-- start SUPPLIED RECORDS --
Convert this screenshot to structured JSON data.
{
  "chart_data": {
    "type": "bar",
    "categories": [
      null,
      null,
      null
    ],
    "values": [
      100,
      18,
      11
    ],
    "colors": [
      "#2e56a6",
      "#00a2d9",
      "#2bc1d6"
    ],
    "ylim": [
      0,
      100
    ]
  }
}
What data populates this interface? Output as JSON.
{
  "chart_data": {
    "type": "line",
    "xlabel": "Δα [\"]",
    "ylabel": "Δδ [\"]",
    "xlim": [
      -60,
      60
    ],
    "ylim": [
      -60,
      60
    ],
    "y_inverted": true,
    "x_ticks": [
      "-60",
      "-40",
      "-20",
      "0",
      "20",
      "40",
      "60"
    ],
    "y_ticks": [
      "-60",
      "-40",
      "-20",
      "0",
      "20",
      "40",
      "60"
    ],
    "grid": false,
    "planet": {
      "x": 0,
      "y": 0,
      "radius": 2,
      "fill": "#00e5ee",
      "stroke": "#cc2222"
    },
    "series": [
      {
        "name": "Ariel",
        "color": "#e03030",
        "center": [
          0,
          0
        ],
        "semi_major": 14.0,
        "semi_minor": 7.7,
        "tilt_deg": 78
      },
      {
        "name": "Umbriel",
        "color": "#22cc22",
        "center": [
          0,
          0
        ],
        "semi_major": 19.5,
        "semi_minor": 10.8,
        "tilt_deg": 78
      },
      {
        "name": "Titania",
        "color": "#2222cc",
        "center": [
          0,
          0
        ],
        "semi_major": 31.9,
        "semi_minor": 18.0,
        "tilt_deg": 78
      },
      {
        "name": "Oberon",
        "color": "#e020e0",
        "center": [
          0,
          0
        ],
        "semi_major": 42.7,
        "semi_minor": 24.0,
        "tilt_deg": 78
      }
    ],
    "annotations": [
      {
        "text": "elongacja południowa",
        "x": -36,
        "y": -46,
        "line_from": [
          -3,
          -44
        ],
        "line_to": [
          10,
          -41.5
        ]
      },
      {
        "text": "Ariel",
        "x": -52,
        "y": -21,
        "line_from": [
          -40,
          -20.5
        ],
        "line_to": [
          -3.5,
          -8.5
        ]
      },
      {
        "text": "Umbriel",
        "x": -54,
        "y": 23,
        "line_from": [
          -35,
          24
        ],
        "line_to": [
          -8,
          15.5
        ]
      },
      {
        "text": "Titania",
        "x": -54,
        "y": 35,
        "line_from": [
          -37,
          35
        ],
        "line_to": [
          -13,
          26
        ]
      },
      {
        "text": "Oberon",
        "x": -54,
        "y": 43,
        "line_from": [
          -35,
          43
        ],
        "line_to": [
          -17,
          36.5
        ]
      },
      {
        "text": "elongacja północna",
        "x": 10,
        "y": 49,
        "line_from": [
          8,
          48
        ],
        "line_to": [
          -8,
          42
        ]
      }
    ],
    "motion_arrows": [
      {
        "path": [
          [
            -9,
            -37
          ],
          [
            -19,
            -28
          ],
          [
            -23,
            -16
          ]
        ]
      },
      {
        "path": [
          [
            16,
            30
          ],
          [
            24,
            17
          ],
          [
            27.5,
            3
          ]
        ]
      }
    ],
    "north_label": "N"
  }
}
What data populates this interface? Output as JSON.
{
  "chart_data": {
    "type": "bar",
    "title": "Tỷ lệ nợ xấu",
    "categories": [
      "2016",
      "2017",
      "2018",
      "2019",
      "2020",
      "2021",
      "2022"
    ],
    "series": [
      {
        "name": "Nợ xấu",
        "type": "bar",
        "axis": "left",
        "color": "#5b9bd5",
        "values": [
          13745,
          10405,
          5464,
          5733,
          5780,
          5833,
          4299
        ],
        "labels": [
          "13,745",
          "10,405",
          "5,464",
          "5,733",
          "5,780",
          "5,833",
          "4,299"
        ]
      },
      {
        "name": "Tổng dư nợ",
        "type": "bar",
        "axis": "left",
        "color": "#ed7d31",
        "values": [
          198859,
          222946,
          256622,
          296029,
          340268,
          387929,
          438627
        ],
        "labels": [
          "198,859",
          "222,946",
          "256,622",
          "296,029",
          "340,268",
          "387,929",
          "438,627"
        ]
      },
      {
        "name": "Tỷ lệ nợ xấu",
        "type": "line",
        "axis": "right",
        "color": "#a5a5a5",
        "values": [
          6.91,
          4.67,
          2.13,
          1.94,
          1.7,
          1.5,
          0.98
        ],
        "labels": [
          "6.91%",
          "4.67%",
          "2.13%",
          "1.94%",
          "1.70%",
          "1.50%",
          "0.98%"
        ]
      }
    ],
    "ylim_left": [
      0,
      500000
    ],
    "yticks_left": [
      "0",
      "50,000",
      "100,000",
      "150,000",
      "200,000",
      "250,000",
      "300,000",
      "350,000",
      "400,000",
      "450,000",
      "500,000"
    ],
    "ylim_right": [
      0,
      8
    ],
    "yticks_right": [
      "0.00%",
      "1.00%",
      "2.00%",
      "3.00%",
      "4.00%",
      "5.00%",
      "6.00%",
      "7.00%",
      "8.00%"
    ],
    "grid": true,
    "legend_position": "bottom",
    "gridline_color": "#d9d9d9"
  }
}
-- end SUPPLIED RECORDS --
## WHAT YOU NEED TO DO
Send back each record exactly as it stands.

## WRITTEN REPLY
Convert this screenshot to structured JSON data.
{
  "chart_data": {
    "type": "bar",
    "categories": [
      null,
      null,
      null
    ],
    "values": [
      100,
      18,
      11
    ],
    "colors": [
      "#2e56a6",
      "#00a2d9",
      "#2bc1d6"
    ],
    "ylim": [
      0,
      100
    ]
  }
}
What data populates this interface? Output as JSON.
{
  "chart_data": {
    "type": "line",
    "xlabel": "Δα [\"]",
    "ylabel": "Δδ [\"]",
    "xlim": [
      -60,
      60
    ],
    "ylim": [
      -60,
      60
    ],
    "y_inverted": true,
    "x_ticks": [
      "-60",
      "-40",
      "-20",
      "0",
      "20",
      "40",
      "60"
    ],
    "y_ticks": [
      "-60",
      "-40",
      "-20",
      "0",
      "20",
      "40",
      "60"
    ],
    "grid": false,
    "planet": {
      "x": 0,
      "y": 0,
      "radius": 2,
      "fill": "#00e5ee",
      "stroke": "#cc2222"
    },
    "series": [
      {
        "name": "Ariel",
        "color": "#e03030",
        "center": [
          0,
          0
        ],
        "semi_major": 14.0,
        "semi_minor": 7.7,
        "tilt_deg": 78
      },
      {
        "name": "Umbriel",
        "color": "#22cc22",
        "center": [
          0,
          0
        ],
        "semi_major": 19.5,
        "semi_minor": 10.8,
        "tilt_deg": 78
      },
      {
        "name": "Titania",
        "color": "#2222cc",
        "center": [
          0,
          0
        ],
        "semi_major": 31.9,
        "semi_minor": 18.0,
        "tilt_deg": 78
      },
      {
        "name": "Oberon",
        "color": "#e020e0",
        "center": [
          0,
          0
        ],
        "semi_major": 42.7,
        "semi_minor": 24.0,
        "tilt_deg": 78
      }
    ],
    "annotations": [
      {
        "text": "elongacja południowa",
        "x": -36,
        "y": -46,
        "line_from": [
          -3,
          -44
        ],
        "line_to": [
          10,
          -41.5
        ]
      },
      {
        "text": "Ariel",
        "x": -52,
        "y": -21,
        "line_from": [
          -40,
          -20.5
        ],
        "line_to": [
          -3.5,
          -8.5
        ]
      },
      {
        "text": "Umbriel",
        "x": -54,
        "y": 23,
        "line_from": [
          -35,
          24
        ],
        "line_to": [
          -8,
          15.5
        ]
      },
      {
        "text": "Titania",
        "x": -54,
        "y": 35,
        "line_from": [
          -37,
          35
        ],
        "line_to": [
          -13,
          26
        ]
      },
      {
        "text": "Oberon",
        "x": -54,
        "y": 43,
        "line_from": [
          -35,
          43
        ],
        "line_to": [
          -17,
          36.5
        ]
      },
      {
        "text": "elongacja północna",
        "x": 10,
        "y": 49,
        "line_from": [
          8,
          48
        ],
        "line_to": [
          -8,
          42
        ]
      }
    ],
    "motion_arrows": [
      {
        "path": [
          [
            -9,
            -37
          ],
          [
            -19,
            -28
          ],
          [
            -23,
            -16
          ]
        ]
      },
      {
        "path": [
          [
            16,
            30
          ],
          [
            24,
            17
          ],
          [
            27.5,
            3
          ]
        ]
      }
    ],
    "north_label": "N"
  }
}
What data populates this interface? Output as JSON.
{
  "chart_data": {
    "type": "bar",
    "title": "Tỷ lệ nợ xấu",
    "categories": [
      "2016",
      "2017",
      "2018",
      "2019",
      "2020",
      "2021",
      "2022"
    ],
    "series": [
      {
        "name": "Nợ xấu",
        "type": "bar",
        "axis": "left",
        "color": "#5b9bd5",
        "values": [
          13745,
          10405,
          5464,
          5733,
          5780,
          5833,
          4299
        ],
        "labels": [
          "13,745",
          "10,405",
          "5,464",
          "5,733",
          "5,780",
          "5,833",
          "4,299"
        ]
      },
      {
        "name": "Tổng dư nợ",
        "type": "bar",
        "axis": "left",
        "color": "#ed7d31",
        "values": [
          198859,
          222946,
          256622,
          296029,
          340268,
          387929,
          438627
        ],
        "labels": [
          "198,859",
          "222,946",
          "256,622",
          "296,029",
          "340,268",
          "387,929",
          "438,627"
        ]
      },
      {
        "name": "Tỷ lệ nợ xấu",
        "type": "line",
        "axis": "right",
        "color": "#a5a5a5",
        "values": [
          6.91,
          4.67,
          2.13,
          1.94,
          1.7,
          1.5,
          0.98
        ],
        "labels": [
          "6.91%",
          "4.67%",
          "2.13%",
          "1.94%",
          "1.70%",
          "1.50%",
          "0.98%"
        ]
      }
    ],
    "ylim_left": [
      0,
      500000
    ],
    "yticks_left": [
      "0",
      "50,000",
      "100,000",
      "150,000",
      "200,000",
      "250,000",
      "300,000",
      "350,000",
      "400,000",
      "450,000",
      "500,000"
    ],
    "ylim_right": [
      0,
      8
    ],
    "yticks_right": [
      "0.00%",
      "1.00%",
      "2.00%",
      "3.00%",
      "4.00%",
      "5.00%",
      "6.00%",
      "7.00%",
      "8.00%"
    ],
    "grid": true,
    "legend_position": "bottom",
    "gridline_color": "#d9d9d9"
  }
}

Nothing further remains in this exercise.